§ **Work to be completed**:
Write the data out again, character for character, with no images.

___ Data provided ___

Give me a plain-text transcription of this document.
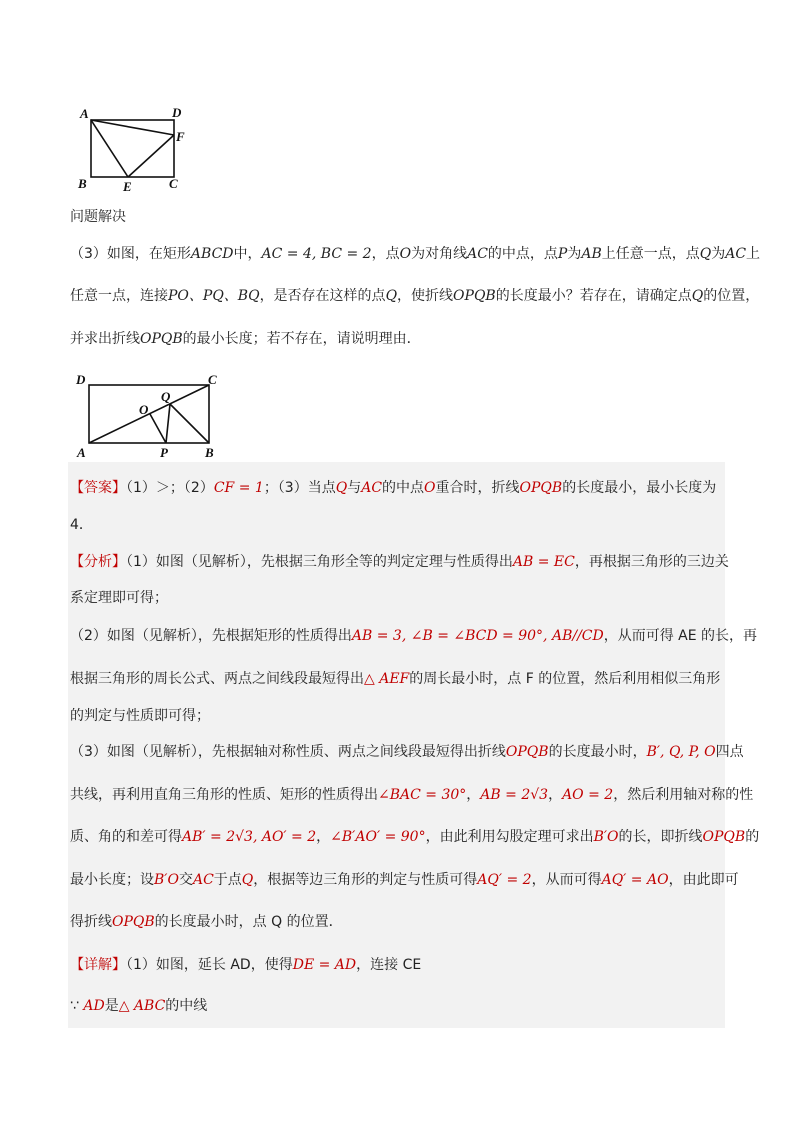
A	D
F
B	E	C
问题解决
（3）如图，在矩形ABCD中，AC = 4, BC = 2，点O为对角线AC的中点，点P为AB上任意一点，点Q为AC上
任意一点，连接PO、PQ、BQ，是否存在这样的点Q，使折线OPQB的长度最小？若存在，请确定点Q的位置，
并求出折线OPQB的最小长度；若不存在，请说明理由．
D	C
O
Q
A	P	B
【答案】（1）＞；（2）CF = 1；（3）当点Q与AC的中点O重合时，折线OPQB的长度最小，最小长度为
4．
【分析】（1）如图（见解析），先根据三角形全等的判定定理与性质得出AB = EC，再根据三角形的三边关
系定理即可得；
（2）如图（见解析），先根据矩形的性质得出AB = 3, ∠B = ∠BCD = 90°, AB//CD，从而可得 AE 的长，再
根据三角形的周长公式、两点之间线段最短得出△ AEF的周长最小时，点 F 的位置，然后利用相似三角形
的判定与性质即可得；
（3）如图（见解析），先根据轴对称性质、两点之间线段最短得出折线OPQB的长度最小时，B′, Q, P, O四点
共线，再利用直角三角形的性质、矩形的性质得出∠BAC = 30°，AB = 2√3，AO = 2，然后利用轴对称的性
质、角的和差可得AB′ = 2√3, AO′ = 2，∠B′AO′ = 90°，由此利用勾股定理可求出B′O的长，即折线OPQB的
最小长度；设B′O交AC于点Q，根据等边三角形的判定与性质可得AQ′ = 2，从而可得AQ′ = AO，由此即可
得折线OPQB的长度最小时，点 Q 的位置．
【详解】（1）如图，延长 AD，使得DE = AD，连接 CE
∵ AD是△ ABC的中线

___

§ **Reply to the task**:
Give me a plain-text transcription of this document.
A	D
F
B	E	C
问题解决
（3）如图，在矩形ABCD中，AC = 4, BC = 2，点O为对角线AC的中点，点P为AB上任意一点，点Q为AC上
任意一点，连接PO、PQ、BQ，是否存在这样的点Q，使折线OPQB的长度最小？若存在，请确定点Q的位置，
并求出折线OPQB的最小长度；若不存在，请说明理由．
D	C
O
Q
A	P	B
【答案】（1）＞；（2）CF = 1；（3）当点Q与AC的中点O重合时，折线OPQB的长度最小，最小长度为
4．
【分析】（1）如图（见解析），先根据三角形全等的判定定理与性质得出AB = EC，再根据三角形的三边关
系定理即可得；
（2）如图（见解析），先根据矩形的性质得出AB = 3, ∠B = ∠BCD = 90°, AB//CD，从而可得 AE 的长，再
根据三角形的周长公式、两点之间线段最短得出△ AEF的周长最小时，点 F 的位置，然后利用相似三角形
的判定与性质即可得；
（3）如图（见解析），先根据轴对称性质、两点之间线段最短得出折线OPQB的长度最小时，B′, Q, P, O四点
共线，再利用直角三角形的性质、矩形的性质得出∠BAC = 30°，AB = 2√3，AO = 2，然后利用轴对称的性
质、角的和差可得AB′ = 2√3, AO′ = 2，∠B′AO′ = 90°，由此利用勾股定理可求出B′O的长，即折线OPQB的
最小长度；设B′O交AC于点Q，根据等边三角形的判定与性质可得AQ′ = 2，从而可得AQ′ = AO，由此即可
得折线OPQB的长度最小时，点 Q 的位置．
【详解】（1）如图，延长 AD，使得DE = AD，连接 CE
∵ AD是△ ABC的中线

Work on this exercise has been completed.